Instructions for the task:
Find the word "Germany" in the listing; pull out each line holding it.

[Opening Data for review section]

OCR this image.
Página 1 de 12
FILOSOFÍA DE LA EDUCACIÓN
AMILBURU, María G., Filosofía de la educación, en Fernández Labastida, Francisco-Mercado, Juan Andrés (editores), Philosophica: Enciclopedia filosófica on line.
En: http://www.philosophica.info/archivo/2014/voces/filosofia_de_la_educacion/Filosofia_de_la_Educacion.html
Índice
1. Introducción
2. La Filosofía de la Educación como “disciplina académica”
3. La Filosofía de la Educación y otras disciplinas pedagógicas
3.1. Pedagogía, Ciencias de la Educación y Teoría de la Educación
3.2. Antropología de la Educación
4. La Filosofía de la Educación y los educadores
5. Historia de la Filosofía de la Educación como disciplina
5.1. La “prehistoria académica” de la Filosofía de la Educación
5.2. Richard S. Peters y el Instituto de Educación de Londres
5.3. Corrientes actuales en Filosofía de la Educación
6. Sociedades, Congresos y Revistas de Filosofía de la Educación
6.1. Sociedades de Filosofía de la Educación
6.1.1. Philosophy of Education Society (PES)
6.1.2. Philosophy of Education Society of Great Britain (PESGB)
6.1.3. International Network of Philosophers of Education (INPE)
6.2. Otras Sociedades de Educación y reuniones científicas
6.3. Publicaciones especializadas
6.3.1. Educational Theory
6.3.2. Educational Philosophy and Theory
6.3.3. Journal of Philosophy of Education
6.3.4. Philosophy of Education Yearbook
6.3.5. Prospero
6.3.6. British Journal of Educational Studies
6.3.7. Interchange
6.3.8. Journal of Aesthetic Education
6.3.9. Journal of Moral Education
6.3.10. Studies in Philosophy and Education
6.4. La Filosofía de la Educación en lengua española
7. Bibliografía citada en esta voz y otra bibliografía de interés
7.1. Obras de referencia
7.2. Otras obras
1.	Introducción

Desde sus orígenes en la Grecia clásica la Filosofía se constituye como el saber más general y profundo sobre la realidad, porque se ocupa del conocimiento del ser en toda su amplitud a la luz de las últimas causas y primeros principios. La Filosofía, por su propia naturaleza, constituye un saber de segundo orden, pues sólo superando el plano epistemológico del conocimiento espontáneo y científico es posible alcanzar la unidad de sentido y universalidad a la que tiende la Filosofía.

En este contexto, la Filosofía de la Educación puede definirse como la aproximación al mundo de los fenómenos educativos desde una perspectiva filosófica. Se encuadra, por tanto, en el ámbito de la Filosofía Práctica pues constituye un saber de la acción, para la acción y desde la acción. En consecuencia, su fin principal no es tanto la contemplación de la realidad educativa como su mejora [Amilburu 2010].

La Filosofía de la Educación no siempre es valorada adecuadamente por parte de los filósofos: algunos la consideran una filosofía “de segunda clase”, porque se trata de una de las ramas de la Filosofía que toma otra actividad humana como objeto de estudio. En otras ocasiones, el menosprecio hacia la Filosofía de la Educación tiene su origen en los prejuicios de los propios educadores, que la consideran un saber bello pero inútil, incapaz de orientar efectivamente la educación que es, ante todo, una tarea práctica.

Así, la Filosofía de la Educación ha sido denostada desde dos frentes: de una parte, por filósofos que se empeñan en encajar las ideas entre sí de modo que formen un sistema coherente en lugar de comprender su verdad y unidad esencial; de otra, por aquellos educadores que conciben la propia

[Closing Data for review section]
[Opening Data for review section]

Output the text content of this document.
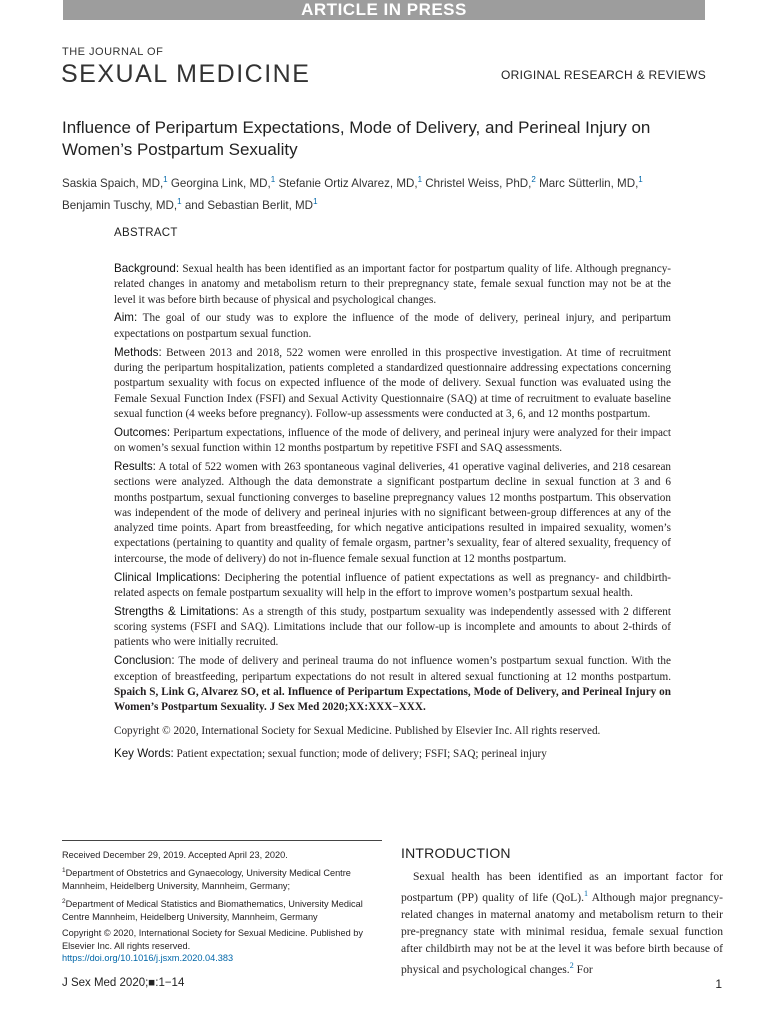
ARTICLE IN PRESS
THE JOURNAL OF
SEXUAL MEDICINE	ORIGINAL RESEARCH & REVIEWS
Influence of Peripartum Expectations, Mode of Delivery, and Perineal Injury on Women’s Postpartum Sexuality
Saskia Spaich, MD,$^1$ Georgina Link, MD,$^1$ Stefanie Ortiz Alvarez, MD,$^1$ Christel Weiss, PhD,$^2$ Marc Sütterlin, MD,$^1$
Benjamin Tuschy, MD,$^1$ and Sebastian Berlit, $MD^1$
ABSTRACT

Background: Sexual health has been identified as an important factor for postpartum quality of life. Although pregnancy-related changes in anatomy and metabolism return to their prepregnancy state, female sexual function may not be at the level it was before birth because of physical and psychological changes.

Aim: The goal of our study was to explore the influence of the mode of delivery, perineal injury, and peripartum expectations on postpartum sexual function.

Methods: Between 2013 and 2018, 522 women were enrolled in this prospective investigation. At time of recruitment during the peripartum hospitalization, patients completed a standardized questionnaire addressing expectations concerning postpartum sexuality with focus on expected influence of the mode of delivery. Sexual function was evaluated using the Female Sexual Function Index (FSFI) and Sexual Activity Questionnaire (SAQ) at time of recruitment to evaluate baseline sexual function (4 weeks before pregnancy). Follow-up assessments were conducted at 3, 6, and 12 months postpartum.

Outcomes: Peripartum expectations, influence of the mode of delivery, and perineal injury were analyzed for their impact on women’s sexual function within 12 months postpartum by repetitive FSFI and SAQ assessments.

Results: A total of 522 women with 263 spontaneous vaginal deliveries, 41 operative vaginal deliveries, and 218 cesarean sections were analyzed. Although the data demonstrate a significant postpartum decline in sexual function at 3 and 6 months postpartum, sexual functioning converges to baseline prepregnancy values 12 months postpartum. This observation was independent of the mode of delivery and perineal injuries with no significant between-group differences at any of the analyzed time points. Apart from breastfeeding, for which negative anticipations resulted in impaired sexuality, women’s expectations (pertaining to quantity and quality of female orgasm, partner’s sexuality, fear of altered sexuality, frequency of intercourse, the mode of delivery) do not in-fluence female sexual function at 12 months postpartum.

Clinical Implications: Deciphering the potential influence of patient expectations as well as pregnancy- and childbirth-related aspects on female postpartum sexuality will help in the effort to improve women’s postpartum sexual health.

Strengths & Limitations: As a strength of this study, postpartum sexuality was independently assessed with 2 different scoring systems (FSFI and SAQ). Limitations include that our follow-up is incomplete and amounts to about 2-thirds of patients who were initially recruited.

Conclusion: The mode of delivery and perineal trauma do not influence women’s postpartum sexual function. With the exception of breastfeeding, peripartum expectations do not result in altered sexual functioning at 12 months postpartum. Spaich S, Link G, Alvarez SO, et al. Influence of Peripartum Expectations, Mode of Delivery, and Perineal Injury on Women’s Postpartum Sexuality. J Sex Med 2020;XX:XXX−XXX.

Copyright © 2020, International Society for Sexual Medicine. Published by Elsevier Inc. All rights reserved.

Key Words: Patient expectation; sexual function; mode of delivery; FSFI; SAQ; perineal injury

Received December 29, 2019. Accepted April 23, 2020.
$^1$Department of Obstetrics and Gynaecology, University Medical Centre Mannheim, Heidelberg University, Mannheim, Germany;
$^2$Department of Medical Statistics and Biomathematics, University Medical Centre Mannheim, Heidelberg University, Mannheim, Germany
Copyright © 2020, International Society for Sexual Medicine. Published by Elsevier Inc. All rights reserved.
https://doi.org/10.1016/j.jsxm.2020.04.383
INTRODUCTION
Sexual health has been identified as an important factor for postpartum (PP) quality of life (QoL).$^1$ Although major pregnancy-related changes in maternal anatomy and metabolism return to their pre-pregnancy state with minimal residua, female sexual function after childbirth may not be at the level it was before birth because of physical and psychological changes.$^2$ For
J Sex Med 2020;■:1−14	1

[Closing Data for review section]

Result of the task:
$^1$Department of Obstetrics and Gynaecology, University Medical Centre Mannheim, Heidelberg University, Mannheim, Germany;
$^2$Department of Medical Statistics and Biomathematics, University Medical Centre Mannheim, Heidelberg University, Mannheim, Germany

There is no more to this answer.